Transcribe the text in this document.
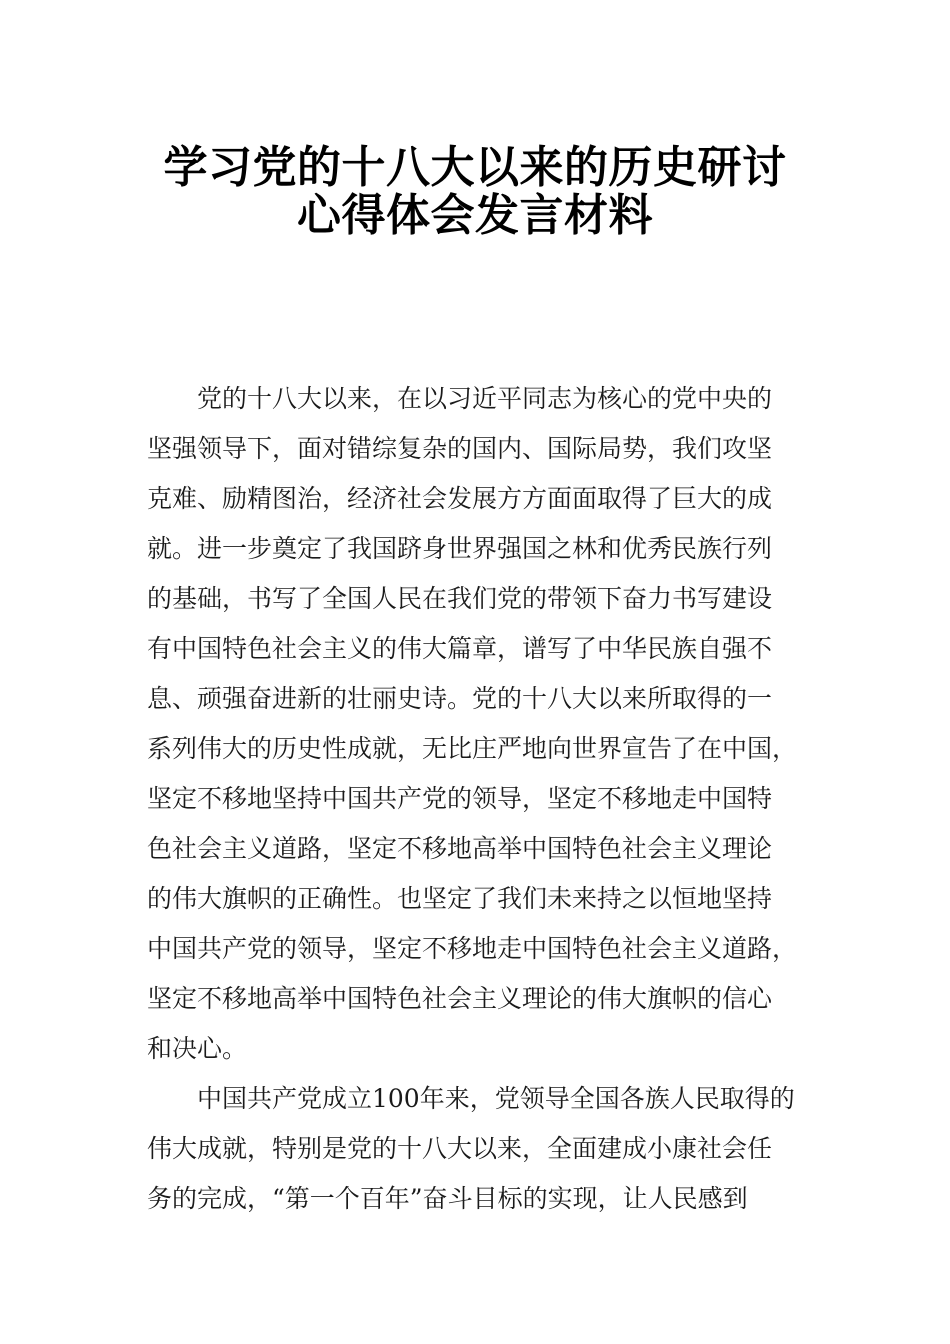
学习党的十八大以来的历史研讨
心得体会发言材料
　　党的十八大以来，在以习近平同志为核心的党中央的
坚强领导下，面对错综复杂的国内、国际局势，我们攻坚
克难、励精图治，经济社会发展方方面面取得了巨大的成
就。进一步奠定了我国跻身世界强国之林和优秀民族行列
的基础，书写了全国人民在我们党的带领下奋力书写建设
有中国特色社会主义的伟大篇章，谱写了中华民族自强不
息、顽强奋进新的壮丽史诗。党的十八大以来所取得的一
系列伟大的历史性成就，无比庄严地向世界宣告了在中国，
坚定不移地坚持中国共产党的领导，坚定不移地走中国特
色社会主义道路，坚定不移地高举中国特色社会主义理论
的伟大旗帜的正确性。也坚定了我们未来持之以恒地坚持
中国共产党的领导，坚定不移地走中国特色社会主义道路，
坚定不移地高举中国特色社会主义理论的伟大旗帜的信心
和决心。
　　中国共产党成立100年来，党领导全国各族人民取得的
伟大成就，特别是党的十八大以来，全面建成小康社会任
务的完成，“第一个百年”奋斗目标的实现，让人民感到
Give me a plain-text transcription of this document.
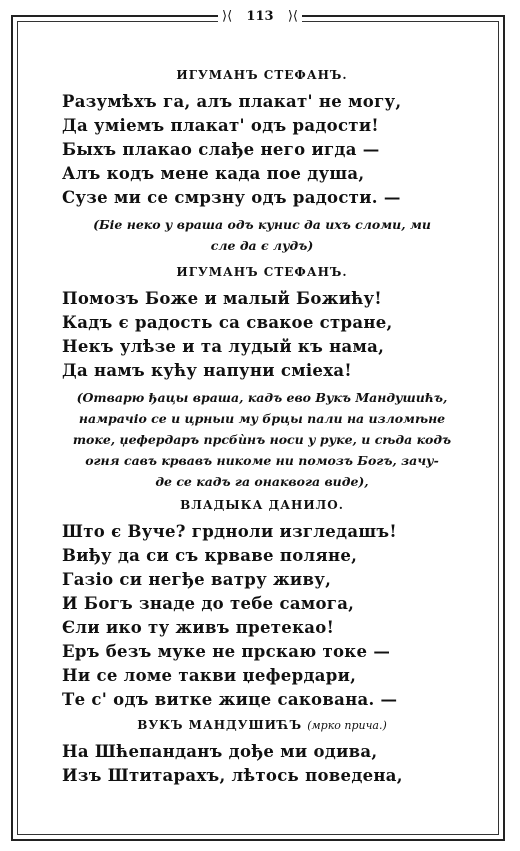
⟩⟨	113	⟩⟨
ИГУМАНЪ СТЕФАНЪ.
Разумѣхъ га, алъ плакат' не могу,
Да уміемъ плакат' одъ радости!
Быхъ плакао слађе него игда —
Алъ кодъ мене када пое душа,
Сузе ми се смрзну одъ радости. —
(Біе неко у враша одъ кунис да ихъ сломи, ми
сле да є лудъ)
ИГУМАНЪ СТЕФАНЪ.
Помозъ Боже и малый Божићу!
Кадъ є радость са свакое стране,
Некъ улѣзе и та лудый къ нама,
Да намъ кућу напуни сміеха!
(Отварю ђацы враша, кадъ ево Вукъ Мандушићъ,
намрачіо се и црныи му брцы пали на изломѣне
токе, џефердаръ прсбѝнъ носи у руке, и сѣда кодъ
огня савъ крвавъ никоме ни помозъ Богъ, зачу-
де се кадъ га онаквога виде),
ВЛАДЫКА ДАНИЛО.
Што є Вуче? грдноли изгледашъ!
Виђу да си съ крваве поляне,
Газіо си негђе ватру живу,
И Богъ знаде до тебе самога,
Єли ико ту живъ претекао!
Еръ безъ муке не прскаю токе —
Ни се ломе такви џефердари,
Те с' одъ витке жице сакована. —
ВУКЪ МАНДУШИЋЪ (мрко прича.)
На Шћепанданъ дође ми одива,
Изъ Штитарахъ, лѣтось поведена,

□ □ □ □

**Exercise objective**
Copy every line of the records above that contains "враша".

**Answer for this exercise**
(Біе неко у враша одъ кунис да ихъ сломи, ми
(Отварю ђацы враша, кадъ ево Вукъ Мандушићъ,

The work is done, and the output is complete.